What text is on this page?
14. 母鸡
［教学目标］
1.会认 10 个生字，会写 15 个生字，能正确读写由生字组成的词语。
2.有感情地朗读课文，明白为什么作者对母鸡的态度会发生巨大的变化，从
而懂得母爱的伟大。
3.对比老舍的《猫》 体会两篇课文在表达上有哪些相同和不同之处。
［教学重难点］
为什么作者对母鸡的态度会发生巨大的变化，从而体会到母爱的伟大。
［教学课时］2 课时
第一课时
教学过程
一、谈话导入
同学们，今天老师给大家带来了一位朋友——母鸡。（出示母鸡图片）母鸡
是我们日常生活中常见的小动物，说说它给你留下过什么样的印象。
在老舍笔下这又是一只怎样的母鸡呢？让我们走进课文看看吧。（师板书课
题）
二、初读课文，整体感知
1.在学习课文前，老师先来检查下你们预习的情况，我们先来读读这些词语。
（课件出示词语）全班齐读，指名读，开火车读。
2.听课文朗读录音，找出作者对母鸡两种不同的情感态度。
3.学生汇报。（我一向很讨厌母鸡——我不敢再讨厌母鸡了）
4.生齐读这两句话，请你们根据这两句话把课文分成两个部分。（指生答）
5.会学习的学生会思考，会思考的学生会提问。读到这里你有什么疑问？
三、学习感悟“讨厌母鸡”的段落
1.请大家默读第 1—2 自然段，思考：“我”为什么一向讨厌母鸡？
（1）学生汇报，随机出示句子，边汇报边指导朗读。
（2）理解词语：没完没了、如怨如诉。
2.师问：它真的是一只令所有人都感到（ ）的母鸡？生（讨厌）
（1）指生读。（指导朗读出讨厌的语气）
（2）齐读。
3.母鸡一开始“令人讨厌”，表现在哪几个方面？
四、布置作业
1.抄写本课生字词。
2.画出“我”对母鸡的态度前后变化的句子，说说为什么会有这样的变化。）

........

### [What is required]
Extract the complete listing above, reproducing each line exactly.

### [Answer]
What text is on this page?
14. 母鸡
［教学目标］
1.会认 10 个生字，会写 15 个生字，能正确读写由生字组成的词语。
2.有感情地朗读课文，明白为什么作者对母鸡的态度会发生巨大的变化，从
而懂得母爱的伟大。
3.对比老舍的《猫》 体会两篇课文在表达上有哪些相同和不同之处。
［教学重难点］
为什么作者对母鸡的态度会发生巨大的变化，从而体会到母爱的伟大。
［教学课时］2 课时
第一课时
教学过程
一、谈话导入
同学们，今天老师给大家带来了一位朋友——母鸡。（出示母鸡图片）母鸡
是我们日常生活中常见的小动物，说说它给你留下过什么样的印象。
在老舍笔下这又是一只怎样的母鸡呢？让我们走进课文看看吧。（师板书课
题）
二、初读课文，整体感知
1.在学习课文前，老师先来检查下你们预习的情况，我们先来读读这些词语。
（课件出示词语）全班齐读，指名读，开火车读。
2.听课文朗读录音，找出作者对母鸡两种不同的情感态度。
3.学生汇报。（我一向很讨厌母鸡——我不敢再讨厌母鸡了）
4.生齐读这两句话，请你们根据这两句话把课文分成两个部分。（指生答）
5.会学习的学生会思考，会思考的学生会提问。读到这里你有什么疑问？
三、学习感悟“讨厌母鸡”的段落
1.请大家默读第 1—2 自然段，思考：“我”为什么一向讨厌母鸡？
（1）学生汇报，随机出示句子，边汇报边指导朗读。
（2）理解词语：没完没了、如怨如诉。
2.师问：它真的是一只令所有人都感到（ ）的母鸡？生（讨厌）
（1）指生读。（指导朗读出讨厌的语气）
（2）齐读。
3.母鸡一开始“令人讨厌”，表现在哪几个方面？
四、布置作业
1.抄写本课生字词。
2.画出“我”对母鸡的态度前后变化的句子，说说为什么会有这样的变化。）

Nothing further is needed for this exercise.